▶ **The request**:
Write each line out exactly, leaving none out.

Figure content listings
================================
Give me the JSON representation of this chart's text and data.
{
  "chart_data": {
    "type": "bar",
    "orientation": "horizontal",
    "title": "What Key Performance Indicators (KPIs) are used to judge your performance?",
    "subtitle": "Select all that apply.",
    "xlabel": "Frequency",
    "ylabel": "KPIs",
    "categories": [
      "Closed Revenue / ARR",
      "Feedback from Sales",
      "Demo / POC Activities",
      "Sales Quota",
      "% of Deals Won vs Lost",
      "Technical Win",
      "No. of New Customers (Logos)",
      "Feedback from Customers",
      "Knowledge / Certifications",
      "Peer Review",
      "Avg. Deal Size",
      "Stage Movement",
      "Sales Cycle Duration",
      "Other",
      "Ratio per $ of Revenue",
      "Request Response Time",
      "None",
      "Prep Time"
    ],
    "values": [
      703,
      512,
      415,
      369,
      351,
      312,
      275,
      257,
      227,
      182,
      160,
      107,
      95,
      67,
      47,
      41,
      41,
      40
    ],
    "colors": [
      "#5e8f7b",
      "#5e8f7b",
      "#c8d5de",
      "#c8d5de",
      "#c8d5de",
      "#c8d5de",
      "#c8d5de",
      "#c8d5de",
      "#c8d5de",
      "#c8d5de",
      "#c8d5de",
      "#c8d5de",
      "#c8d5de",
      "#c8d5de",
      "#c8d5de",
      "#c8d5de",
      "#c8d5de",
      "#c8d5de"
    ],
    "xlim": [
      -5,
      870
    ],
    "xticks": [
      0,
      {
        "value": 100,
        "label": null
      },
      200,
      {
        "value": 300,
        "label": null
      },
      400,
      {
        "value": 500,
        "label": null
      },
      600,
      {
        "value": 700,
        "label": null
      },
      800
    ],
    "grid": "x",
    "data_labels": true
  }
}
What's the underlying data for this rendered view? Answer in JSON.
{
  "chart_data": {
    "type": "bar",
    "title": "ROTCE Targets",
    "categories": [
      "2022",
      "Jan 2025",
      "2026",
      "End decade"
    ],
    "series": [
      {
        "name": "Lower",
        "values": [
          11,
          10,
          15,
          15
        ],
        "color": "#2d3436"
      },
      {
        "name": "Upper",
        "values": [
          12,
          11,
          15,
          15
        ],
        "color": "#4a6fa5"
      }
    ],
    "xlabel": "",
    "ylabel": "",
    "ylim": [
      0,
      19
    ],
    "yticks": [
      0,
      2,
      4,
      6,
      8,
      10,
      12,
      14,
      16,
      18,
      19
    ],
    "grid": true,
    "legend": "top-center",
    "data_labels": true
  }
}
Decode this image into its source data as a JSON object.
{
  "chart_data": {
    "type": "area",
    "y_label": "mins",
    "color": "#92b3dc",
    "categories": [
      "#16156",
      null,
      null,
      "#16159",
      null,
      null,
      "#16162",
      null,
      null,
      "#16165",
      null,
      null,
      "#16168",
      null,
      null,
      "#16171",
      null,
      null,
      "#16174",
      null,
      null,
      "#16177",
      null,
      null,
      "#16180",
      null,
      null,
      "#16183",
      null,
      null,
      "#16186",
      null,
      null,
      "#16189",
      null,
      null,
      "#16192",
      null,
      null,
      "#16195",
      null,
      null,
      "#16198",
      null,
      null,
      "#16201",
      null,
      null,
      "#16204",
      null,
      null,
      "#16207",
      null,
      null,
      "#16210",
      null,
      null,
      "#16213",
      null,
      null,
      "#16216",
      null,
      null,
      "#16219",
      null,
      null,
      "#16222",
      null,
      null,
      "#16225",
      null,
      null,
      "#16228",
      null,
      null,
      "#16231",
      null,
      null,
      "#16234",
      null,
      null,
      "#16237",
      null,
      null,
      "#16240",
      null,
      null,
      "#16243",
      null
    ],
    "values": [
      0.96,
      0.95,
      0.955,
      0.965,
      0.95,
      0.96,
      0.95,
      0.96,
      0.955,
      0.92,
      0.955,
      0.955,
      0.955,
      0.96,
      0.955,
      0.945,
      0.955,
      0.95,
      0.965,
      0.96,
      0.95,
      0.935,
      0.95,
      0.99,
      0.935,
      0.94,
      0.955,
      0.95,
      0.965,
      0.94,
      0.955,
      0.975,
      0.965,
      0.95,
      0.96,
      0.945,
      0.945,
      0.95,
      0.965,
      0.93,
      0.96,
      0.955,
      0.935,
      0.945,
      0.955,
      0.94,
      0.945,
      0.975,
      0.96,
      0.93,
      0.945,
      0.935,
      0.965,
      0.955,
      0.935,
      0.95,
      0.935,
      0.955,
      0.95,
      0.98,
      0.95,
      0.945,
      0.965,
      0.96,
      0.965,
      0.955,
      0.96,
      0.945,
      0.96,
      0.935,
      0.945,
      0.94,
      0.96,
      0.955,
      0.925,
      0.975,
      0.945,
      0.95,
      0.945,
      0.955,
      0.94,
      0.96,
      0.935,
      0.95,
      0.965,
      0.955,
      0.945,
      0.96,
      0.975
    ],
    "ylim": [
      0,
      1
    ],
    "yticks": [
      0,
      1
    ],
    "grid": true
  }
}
================================
▶ **Written answer**:
Give me the JSON representation of this chart's text and data.
{
  "chart_data": {
    "type": "bar",
    "orientation": "horizontal",
    "title": "What Key Performance Indicators (KPIs) are used to judge your performance?",
    "subtitle": "Select all that apply.",
    "xlabel": "Frequency",
    "ylabel": "KPIs",
    "categories": [
      "Closed Revenue / ARR",
      "Feedback from Sales",
      "Demo / POC Activities",
      "Sales Quota",
      "% of Deals Won vs Lost",
      "Technical Win",
      "No. of New Customers (Logos)",
      "Feedback from Customers",
      "Knowledge / Certifications",
      "Peer Review",
      "Avg. Deal Size",
      "Stage Movement",
      "Sales Cycle Duration",
      "Other",
      "Ratio per $ of Revenue",
      "Request Response Time",
      "None",
      "Prep Time"
    ],
    "values": [
      703,
      512,
      415,
      369,
      351,
      312,
      275,
      257,
      227,
      182,
      160,
      107,
      95,
      67,
      47,
      41,
      41,
      40
    ],
    "colors": [
      "#5e8f7b",
      "#5e8f7b",
      "#c8d5de",
      "#c8d5de",
      "#c8d5de",
      "#c8d5de",
      "#c8d5de",
      "#c8d5de",
      "#c8d5de",
      "#c8d5de",
      "#c8d5de",
      "#c8d5de",
      "#c8d5de",
      "#c8d5de",
      "#c8d5de",
      "#c8d5de",
      "#c8d5de",
      "#c8d5de"
    ],
    "xlim": [
      -5,
      870
    ],
    "xticks": [
      0,
      {
        "value": 100,
        "label": null
      },
      200,
      {
        "value": 300,
        "label": null
      },
      400,
      {
        "value": 500,
        "label": null
      },
      600,
      {
        "value": 700,
        "label": null
      },
      800
    ],
    "grid": "x",
    "data_labels": true
  }
}
What's the underlying data for this rendered view? Answer in JSON.
{
  "chart_data": {
    "type": "bar",
    "title": "ROTCE Targets",
    "categories": [
      "2022",
      "Jan 2025",
      "2026",
      "End decade"
    ],
    "series": [
      {
        "name": "Lower",
        "values": [
          11,
          10,
          15,
          15
        ],
        "color": "#2d3436"
      },
      {
        "name": "Upper",
        "values": [
          12,
          11,
          15,
          15
        ],
        "color": "#4a6fa5"
      }
    ],
    "xlabel": "",
    "ylabel": "",
    "ylim": [
      0,
      19
    ],
    "yticks": [
      0,
      2,
      4,
      6,
      8,
      10,
      12,
      14,
      16,
      18,
      19
    ],
    "grid": true,
    "legend": "top-center",
    "data_labels": true
  }
}
Decode this image into its source data as a JSON object.
{
  "chart_data": {
    "type": "area",
    "y_label": "mins",
    "color": "#92b3dc",
    "categories": [
      "#16156",
      null,
      null,
      "#16159",
      null,
      null,
      "#16162",
      null,
      null,
      "#16165",
      null,
      null,
      "#16168",
      null,
      null,
      "#16171",
      null,
      null,
      "#16174",
      null,
      null,
      "#16177",
      null,
      null,
      "#16180",
      null,
      null,
      "#16183",
      null,
      null,
      "#16186",
      null,
      null,
      "#16189",
      null,
      null,
      "#16192",
      null,
      null,
      "#16195",
      null,
      null,
      "#16198",
      null,
      null,
      "#16201",
      null,
      null,
      "#16204",
      null,
      null,
      "#16207",
      null,
      null,
      "#16210",
      null,
      null,
      "#16213",
      null,
      null,
      "#16216",
      null,
      null,
      "#16219",
      null,
      null,
      "#16222",
      null,
      null,
      "#16225",
      null,
      null,
      "#16228",
      null,
      null,
      "#16231",
      null,
      null,
      "#16234",
      null,
      null,
      "#16237",
      null,
      null,
      "#16240",
      null,
      null,
      "#16243",
      null
    ],
    "values": [
      0.96,
      0.95,
      0.955,
      0.965,
      0.95,
      0.96,
      0.95,
      0.96,
      0.955,
      0.92,
      0.955,
      0.955,
      0.955,
      0.96,
      0.955,
      0.945,
      0.955,
      0.95,
      0.965,
      0.96,
      0.95,
      0.935,
      0.95,
      0.99,
      0.935,
      0.94,
      0.955,
      0.95,
      0.965,
      0.94,
      0.955,
      0.975,
      0.965,
      0.95,
      0.96,
      0.945,
      0.945,
      0.95,
      0.965,
      0.93,
      0.96,
      0.955,
      0.935,
      0.945,
      0.955,
      0.94,
      0.945,
      0.975,
      0.96,
      0.93,
      0.945,
      0.935,
      0.965,
      0.955,
      0.935,
      0.95,
      0.935,
      0.955,
      0.95,
      0.98,
      0.95,
      0.945,
      0.965,
      0.96,
      0.965,
      0.955,
      0.96,
      0.945,
      0.96,
      0.935,
      0.945,
      0.94,
      0.96,
      0.955,
      0.925,
      0.975,
      0.945,
      0.95,
      0.945,
      0.955,
      0.94,
      0.96,
      0.935,
      0.95,
      0.965,
      0.955,
      0.945,
      0.96,
      0.975
    ],
    "ylim": [
      0,
      1
    ],
    "yticks": [
      0,
      1
    ],
    "grid": true
  }
}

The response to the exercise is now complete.